[Written request] List each line of the data that holds the string "text", please.

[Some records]
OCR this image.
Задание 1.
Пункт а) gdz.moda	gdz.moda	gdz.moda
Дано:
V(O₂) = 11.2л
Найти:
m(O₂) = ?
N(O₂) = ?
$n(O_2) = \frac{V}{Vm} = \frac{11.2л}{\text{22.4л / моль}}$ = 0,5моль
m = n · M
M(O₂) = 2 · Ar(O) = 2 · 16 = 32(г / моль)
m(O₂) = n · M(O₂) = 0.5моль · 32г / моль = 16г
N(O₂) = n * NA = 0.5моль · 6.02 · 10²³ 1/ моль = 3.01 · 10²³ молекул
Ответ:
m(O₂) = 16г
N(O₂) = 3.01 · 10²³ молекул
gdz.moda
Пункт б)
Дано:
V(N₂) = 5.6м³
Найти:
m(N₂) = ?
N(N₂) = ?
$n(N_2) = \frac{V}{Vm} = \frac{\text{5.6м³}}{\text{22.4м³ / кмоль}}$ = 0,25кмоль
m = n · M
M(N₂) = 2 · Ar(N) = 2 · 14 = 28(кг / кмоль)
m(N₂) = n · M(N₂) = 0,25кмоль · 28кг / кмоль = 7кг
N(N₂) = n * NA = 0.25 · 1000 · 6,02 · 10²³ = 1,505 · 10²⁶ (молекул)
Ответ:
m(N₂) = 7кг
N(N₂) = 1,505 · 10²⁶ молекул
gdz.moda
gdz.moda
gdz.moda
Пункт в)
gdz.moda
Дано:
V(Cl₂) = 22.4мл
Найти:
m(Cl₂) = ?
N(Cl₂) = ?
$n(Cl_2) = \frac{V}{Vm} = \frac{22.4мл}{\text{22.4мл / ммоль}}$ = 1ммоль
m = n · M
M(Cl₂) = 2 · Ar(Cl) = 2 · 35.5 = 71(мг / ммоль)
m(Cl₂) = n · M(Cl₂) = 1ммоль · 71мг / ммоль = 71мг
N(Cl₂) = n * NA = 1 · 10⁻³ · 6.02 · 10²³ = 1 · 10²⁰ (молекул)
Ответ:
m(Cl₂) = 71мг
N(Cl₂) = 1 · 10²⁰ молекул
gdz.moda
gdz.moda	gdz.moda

==

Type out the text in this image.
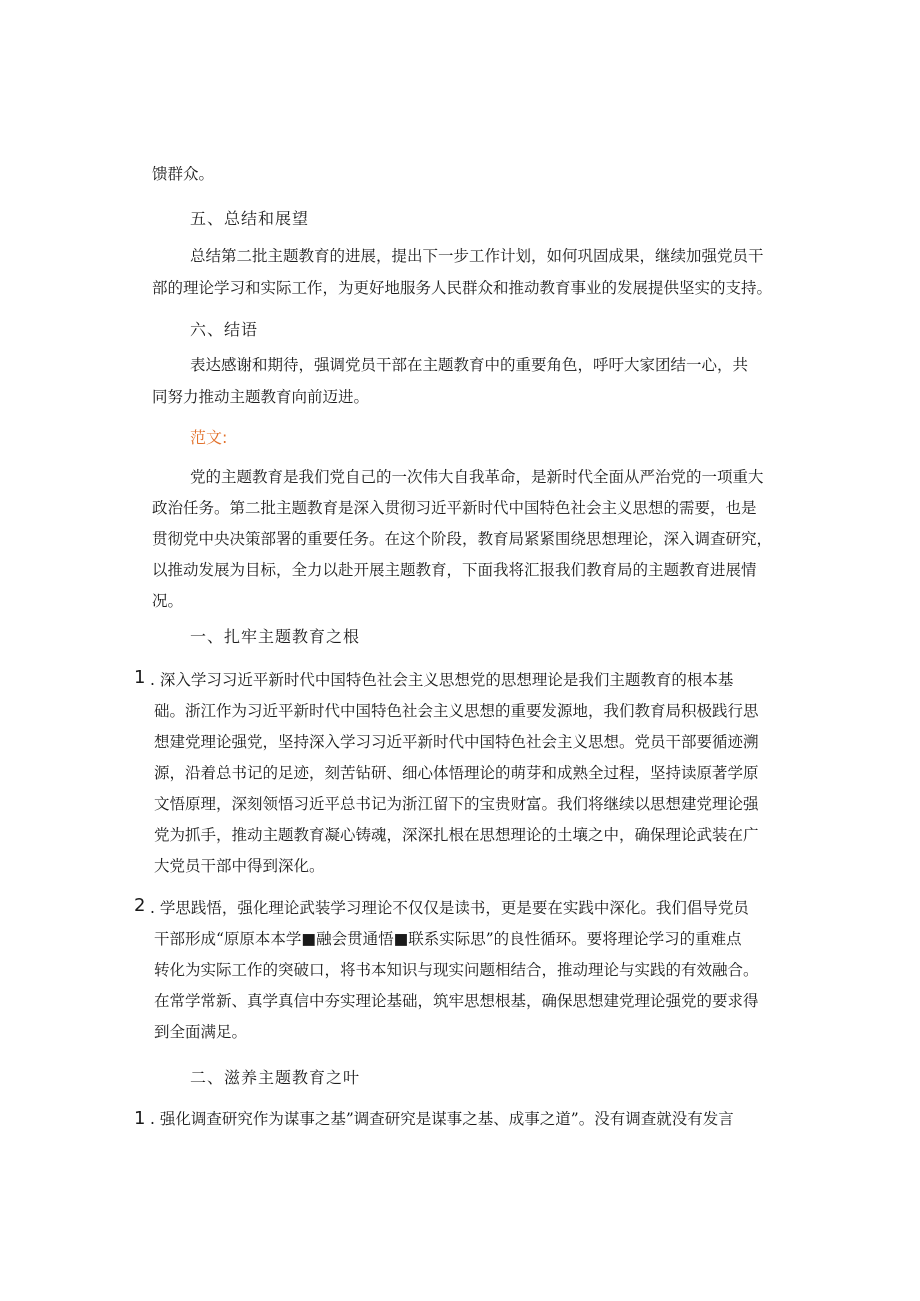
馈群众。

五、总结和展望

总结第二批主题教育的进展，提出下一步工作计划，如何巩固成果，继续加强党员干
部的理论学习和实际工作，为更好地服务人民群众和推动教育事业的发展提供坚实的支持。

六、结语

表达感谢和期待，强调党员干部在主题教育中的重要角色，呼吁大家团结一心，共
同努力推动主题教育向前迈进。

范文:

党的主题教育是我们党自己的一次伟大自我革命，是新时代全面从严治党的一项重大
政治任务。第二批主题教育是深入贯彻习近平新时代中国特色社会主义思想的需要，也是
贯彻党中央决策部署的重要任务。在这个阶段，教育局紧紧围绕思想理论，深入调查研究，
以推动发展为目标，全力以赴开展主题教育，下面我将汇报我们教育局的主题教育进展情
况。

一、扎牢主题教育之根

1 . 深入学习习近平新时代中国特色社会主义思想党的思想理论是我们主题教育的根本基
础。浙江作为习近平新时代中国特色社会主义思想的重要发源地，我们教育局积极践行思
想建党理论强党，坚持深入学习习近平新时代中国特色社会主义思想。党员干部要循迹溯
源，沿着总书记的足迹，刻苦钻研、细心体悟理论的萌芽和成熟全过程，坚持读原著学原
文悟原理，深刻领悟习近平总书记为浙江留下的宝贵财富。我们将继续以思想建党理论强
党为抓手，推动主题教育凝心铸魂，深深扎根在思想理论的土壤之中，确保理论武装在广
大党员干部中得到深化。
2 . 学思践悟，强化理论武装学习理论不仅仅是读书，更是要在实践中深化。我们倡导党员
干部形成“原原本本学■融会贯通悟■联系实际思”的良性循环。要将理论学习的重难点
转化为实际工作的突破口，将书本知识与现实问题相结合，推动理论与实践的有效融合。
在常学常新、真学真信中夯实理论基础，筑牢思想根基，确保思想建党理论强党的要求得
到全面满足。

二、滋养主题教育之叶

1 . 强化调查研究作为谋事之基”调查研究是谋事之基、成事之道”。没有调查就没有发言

...

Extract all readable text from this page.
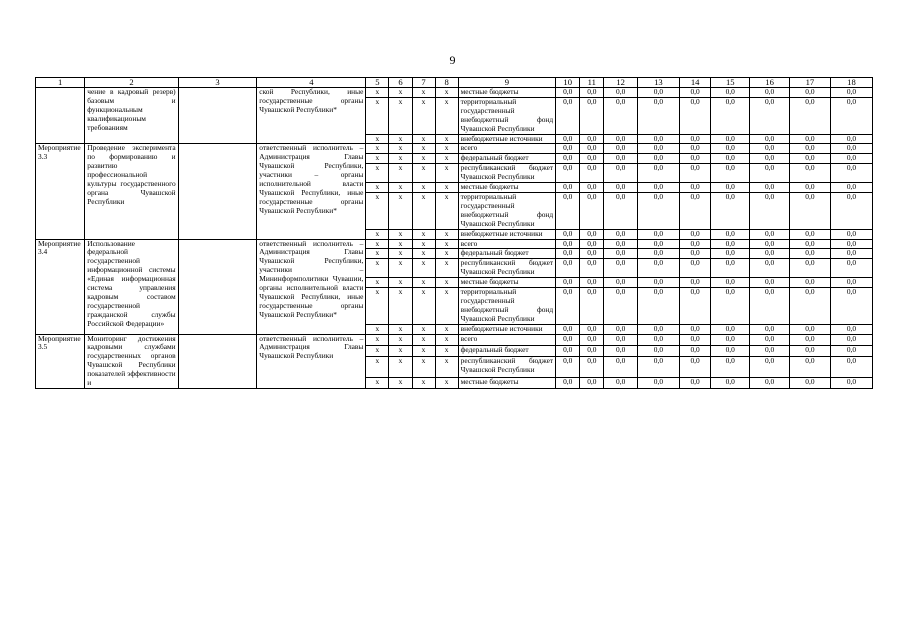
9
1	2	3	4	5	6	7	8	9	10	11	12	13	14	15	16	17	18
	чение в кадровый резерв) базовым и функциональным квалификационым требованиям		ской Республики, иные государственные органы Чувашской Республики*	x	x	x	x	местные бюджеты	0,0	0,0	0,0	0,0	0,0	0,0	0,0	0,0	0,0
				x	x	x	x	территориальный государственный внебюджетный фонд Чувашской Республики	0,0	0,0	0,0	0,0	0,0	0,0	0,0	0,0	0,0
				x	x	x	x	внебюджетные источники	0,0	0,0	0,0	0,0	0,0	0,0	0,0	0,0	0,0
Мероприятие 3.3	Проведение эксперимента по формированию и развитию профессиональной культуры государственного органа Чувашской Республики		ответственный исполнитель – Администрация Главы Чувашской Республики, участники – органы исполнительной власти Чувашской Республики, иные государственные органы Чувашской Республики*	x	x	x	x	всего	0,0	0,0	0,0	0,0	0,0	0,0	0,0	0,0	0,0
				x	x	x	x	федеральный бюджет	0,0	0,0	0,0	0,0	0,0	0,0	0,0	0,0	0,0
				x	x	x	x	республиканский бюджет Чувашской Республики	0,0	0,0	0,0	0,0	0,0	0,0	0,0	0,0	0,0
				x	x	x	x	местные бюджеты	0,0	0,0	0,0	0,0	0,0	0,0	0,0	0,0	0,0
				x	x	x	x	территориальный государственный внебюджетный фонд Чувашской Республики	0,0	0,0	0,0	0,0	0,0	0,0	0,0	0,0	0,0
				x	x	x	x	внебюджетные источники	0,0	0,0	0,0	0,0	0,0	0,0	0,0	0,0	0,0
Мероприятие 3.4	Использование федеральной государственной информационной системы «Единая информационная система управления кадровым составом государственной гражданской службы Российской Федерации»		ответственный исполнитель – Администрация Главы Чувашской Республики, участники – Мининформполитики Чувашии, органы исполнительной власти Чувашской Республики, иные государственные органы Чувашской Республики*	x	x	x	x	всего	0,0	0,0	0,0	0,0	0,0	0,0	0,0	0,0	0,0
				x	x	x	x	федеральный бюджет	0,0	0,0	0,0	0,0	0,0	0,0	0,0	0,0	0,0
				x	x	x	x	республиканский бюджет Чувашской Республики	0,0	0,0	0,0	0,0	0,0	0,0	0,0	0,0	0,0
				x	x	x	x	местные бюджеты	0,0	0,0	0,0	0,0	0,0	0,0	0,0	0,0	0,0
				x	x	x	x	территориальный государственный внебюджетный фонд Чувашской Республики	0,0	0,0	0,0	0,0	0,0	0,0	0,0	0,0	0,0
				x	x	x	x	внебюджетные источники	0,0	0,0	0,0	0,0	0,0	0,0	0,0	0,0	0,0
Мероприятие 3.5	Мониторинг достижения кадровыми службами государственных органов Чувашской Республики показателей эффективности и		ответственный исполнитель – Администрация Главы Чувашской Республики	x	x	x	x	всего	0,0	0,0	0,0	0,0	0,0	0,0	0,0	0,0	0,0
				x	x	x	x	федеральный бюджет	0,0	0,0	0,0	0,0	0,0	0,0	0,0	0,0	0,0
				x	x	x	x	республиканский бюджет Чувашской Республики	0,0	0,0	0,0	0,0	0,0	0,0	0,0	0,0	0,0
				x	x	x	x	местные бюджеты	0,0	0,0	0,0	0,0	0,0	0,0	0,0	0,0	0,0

[Task solution]
$n(O_2) = \frac{V}{Vm} = \frac{11.2л}{\text{22.4л / моль}}$ = 0,5моль
$n(N_2) = \frac{V}{Vm} = \frac{\text{5.6м³}}{\text{22.4м³ / кмоль}}$ = 0,25кмоль
$n(Cl_2) = \frac{V}{Vm} = \frac{22.4мл}{\text{22.4мл / ммоль}}$ = 1ммоль
Type out the text in this image.
Extract all readable text from this page.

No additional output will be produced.